Copy every line of the listing exactly.

═══ Data provided ═══

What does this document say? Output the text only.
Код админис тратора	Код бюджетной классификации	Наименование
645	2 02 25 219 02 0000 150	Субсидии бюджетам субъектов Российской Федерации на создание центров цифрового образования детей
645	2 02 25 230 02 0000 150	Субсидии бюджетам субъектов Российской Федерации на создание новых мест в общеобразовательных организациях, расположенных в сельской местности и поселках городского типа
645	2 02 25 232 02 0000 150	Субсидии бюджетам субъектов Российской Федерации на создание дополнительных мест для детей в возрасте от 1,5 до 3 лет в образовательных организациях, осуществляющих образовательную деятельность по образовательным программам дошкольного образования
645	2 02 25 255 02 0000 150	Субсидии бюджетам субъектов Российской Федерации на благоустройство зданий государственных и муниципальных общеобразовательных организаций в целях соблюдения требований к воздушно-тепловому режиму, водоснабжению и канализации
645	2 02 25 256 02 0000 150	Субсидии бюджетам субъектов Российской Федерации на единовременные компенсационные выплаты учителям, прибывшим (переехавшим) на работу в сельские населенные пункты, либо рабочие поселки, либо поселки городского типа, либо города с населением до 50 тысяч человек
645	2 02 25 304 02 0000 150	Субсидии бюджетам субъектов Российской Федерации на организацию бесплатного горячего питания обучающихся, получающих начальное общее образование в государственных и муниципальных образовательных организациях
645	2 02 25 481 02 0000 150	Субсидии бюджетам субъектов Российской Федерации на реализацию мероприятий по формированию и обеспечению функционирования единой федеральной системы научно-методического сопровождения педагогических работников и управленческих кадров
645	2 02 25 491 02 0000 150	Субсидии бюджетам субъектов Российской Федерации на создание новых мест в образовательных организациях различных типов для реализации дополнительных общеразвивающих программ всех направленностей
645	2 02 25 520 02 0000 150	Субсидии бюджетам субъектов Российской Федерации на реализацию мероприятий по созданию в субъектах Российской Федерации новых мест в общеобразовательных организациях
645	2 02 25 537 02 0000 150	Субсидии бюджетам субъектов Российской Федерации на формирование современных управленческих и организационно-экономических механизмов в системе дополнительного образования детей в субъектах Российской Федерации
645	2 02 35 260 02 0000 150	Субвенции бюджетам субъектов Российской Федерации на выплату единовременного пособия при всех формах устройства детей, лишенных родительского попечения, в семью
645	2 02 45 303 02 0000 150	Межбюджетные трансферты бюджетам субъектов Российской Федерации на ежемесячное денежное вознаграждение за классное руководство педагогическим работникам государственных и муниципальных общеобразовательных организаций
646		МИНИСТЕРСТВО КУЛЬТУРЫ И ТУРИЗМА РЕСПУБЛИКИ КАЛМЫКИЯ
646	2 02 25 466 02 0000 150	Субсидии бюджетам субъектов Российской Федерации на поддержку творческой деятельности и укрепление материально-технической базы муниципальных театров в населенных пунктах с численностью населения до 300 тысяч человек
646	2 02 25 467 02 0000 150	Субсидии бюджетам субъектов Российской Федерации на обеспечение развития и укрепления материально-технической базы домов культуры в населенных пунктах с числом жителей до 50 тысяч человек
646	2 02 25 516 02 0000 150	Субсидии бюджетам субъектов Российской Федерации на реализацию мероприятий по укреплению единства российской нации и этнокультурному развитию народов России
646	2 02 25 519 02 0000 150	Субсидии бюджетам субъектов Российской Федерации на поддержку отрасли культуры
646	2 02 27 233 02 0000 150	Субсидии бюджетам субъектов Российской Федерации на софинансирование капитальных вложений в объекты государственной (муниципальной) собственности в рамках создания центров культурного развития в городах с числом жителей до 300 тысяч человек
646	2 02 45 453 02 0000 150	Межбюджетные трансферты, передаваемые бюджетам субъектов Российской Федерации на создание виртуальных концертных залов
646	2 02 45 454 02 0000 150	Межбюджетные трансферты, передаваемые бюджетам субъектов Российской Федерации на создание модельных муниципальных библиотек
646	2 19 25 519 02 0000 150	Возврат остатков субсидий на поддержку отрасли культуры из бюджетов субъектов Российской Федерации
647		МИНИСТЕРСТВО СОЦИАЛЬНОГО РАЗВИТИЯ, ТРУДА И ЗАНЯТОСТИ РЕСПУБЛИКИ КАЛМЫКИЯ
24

═══

Worked solution:
What does this document say? Output the text only.
Код админис тратора	Код бюджетной классификации	Наименование
645	2 02 25 219 02 0000 150	Субсидии бюджетам субъектов Российской Федерации на создание центров цифрового образования детей
645	2 02 25 230 02 0000 150	Субсидии бюджетам субъектов Российской Федерации на создание новых мест в общеобразовательных организациях, расположенных в сельской местности и поселках городского типа
645	2 02 25 232 02 0000 150	Субсидии бюджетам субъектов Российской Федерации на создание дополнительных мест для детей в возрасте от 1,5 до 3 лет в образовательных организациях, осуществляющих образовательную деятельность по образовательным программам дошкольного образования
645	2 02 25 255 02 0000 150	Субсидии бюджетам субъектов Российской Федерации на благоустройство зданий государственных и муниципальных общеобразовательных организаций в целях соблюдения требований к воздушно-тепловому режиму, водоснабжению и канализации
645	2 02 25 256 02 0000 150	Субсидии бюджетам субъектов Российской Федерации на единовременные компенсационные выплаты учителям, прибывшим (переехавшим) на работу в сельские населенные пункты, либо рабочие поселки, либо поселки городского типа, либо города с населением до 50 тысяч человек
645	2 02 25 304 02 0000 150	Субсидии бюджетам субъектов Российской Федерации на организацию бесплатного горячего питания обучающихся, получающих начальное общее образование в государственных и муниципальных образовательных организациях
645	2 02 25 481 02 0000 150	Субсидии бюджетам субъектов Российской Федерации на реализацию мероприятий по формированию и обеспечению функционирования единой федеральной системы научно-методического сопровождения педагогических работников и управленческих кадров
645	2 02 25 491 02 0000 150	Субсидии бюджетам субъектов Российской Федерации на создание новых мест в образовательных организациях различных типов для реализации дополнительных общеразвивающих программ всех направленностей
645	2 02 25 520 02 0000 150	Субсидии бюджетам субъектов Российской Федерации на реализацию мероприятий по созданию в субъектах Российской Федерации новых мест в общеобразовательных организациях
645	2 02 25 537 02 0000 150	Субсидии бюджетам субъектов Российской Федерации на формирование современных управленческих и организационно-экономических механизмов в системе дополнительного образования детей в субъектах Российской Федерации
645	2 02 35 260 02 0000 150	Субвенции бюджетам субъектов Российской Федерации на выплату единовременного пособия при всех формах устройства детей, лишенных родительского попечения, в семью
645	2 02 45 303 02 0000 150	Межбюджетные трансферты бюджетам субъектов Российской Федерации на ежемесячное денежное вознаграждение за классное руководство педагогическим работникам государственных и муниципальных общеобразовательных организаций
646		МИНИСТЕРСТВО КУЛЬТУРЫ И ТУРИЗМА РЕСПУБЛИКИ КАЛМЫКИЯ
646	2 02 25 466 02 0000 150	Субсидии бюджетам субъектов Российской Федерации на поддержку творческой деятельности и укрепление материально-технической базы муниципальных театров в населенных пунктах с численностью населения до 300 тысяч человек
646	2 02 25 467 02 0000 150	Субсидии бюджетам субъектов Российской Федерации на обеспечение развития и укрепления материально-технической базы домов культуры в населенных пунктах с числом жителей до 50 тысяч человек
646	2 02 25 516 02 0000 150	Субсидии бюджетам субъектов Российской Федерации на реализацию мероприятий по укреплению единства российской нации и этнокультурному развитию народов России
646	2 02 25 519 02 0000 150	Субсидии бюджетам субъектов Российской Федерации на поддержку отрасли культуры
646	2 02 27 233 02 0000 150	Субсидии бюджетам субъектов Российской Федерации на софинансирование капитальных вложений в объекты государственной (муниципальной) собственности в рамках создания центров культурного развития в городах с числом жителей до 300 тысяч человек
646	2 02 45 453 02 0000 150	Межбюджетные трансферты, передаваемые бюджетам субъектов Российской Федерации на создание виртуальных концертных залов
646	2 02 45 454 02 0000 150	Межбюджетные трансферты, передаваемые бюджетам субъектов Российской Федерации на создание модельных муниципальных библиотек
646	2 19 25 519 02 0000 150	Возврат остатков субсидий на поддержку отрасли культуры из бюджетов субъектов Российской Федерации
647		МИНИСТЕРСТВО СОЦИАЛЬНОГО РАЗВИТИЯ, ТРУДА И ЗАНЯТОСТИ РЕСПУБЛИКИ КАЛМЫКИЯ
24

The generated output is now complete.